GIVEN REQUEST:
Write the records out again, precisely as they stand.
┄┄┄┄┄┄┄┄┄┄┄┄┄┄┄┄┄┄┄┄
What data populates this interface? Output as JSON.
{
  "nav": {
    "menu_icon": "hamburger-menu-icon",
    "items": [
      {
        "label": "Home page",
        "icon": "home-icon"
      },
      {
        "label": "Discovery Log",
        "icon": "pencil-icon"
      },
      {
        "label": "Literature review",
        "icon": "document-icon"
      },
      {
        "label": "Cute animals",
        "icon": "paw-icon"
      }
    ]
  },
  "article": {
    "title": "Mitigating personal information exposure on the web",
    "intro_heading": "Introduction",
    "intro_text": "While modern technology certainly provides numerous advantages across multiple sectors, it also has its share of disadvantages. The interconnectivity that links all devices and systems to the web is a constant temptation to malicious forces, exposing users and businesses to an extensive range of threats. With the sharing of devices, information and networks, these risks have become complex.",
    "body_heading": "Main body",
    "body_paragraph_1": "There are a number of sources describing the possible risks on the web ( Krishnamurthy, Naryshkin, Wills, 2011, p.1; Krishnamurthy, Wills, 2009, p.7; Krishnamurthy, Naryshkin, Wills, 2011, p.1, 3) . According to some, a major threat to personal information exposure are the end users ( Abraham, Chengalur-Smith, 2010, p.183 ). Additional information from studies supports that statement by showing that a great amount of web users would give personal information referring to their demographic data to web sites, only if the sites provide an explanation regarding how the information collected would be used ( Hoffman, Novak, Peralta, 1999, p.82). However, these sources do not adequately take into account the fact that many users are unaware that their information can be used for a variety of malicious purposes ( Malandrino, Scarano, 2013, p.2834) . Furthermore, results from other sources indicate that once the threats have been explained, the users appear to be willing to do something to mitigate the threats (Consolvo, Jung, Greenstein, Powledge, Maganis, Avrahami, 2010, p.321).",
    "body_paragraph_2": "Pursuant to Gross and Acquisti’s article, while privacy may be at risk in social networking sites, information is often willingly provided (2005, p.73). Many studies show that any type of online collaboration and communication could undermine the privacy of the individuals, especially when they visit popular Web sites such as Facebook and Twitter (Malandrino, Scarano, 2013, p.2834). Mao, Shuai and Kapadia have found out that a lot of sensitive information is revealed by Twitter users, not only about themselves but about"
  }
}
┄┄┄┄┄┄┄┄┄┄┄┄┄┄┄┄┄┄┄┄
OUTPUT BELOW:
What data populates this interface? Output as JSON.
{
  "nav": {
    "menu_icon": "hamburger-menu-icon",
    "items": [
      {
        "label": "Home page",
        "icon": "home-icon"
      },
      {
        "label": "Discovery Log",
        "icon": "pencil-icon"
      },
      {
        "label": "Literature review",
        "icon": "document-icon"
      },
      {
        "label": "Cute animals",
        "icon": "paw-icon"
      }
    ]
  },
  "article": {
    "title": "Mitigating personal information exposure on the web",
    "intro_heading": "Introduction",
    "intro_text": "While modern technology certainly provides numerous advantages across multiple sectors, it also has its share of disadvantages. The interconnectivity that links all devices and systems to the web is a constant temptation to malicious forces, exposing users and businesses to an extensive range of threats. With the sharing of devices, information and networks, these risks have become complex.",
    "body_heading": "Main body",
    "body_paragraph_1": "There are a number of sources describing the possible risks on the web ( Krishnamurthy, Naryshkin, Wills, 2011, p.1; Krishnamurthy, Wills, 2009, p.7; Krishnamurthy, Naryshkin, Wills, 2011, p.1, 3) . According to some, a major threat to personal information exposure are the end users ( Abraham, Chengalur-Smith, 2010, p.183 ). Additional information from studies supports that statement by showing that a great amount of web users would give personal information referring to their demographic data to web sites, only if the sites provide an explanation regarding how the information collected would be used ( Hoffman, Novak, Peralta, 1999, p.82). However, these sources do not adequately take into account the fact that many users are unaware that their information can be used for a variety of malicious purposes ( Malandrino, Scarano, 2013, p.2834) . Furthermore, results from other sources indicate that once the threats have been explained, the users appear to be willing to do something to mitigate the threats (Consolvo, Jung, Greenstein, Powledge, Maganis, Avrahami, 2010, p.321).",
    "body_paragraph_2": "Pursuant to Gross and Acquisti’s article, while privacy may be at risk in social networking sites, information is often willingly provided (2005, p.73). Many studies show that any type of online collaboration and communication could undermine the privacy of the individuals, especially when they visit popular Web sites such as Facebook and Twitter (Malandrino, Scarano, 2013, p.2834). Mao, Shuai and Kapadia have found out that a lot of sensitive information is revealed by Twitter users, not only about themselves but about"
  }
}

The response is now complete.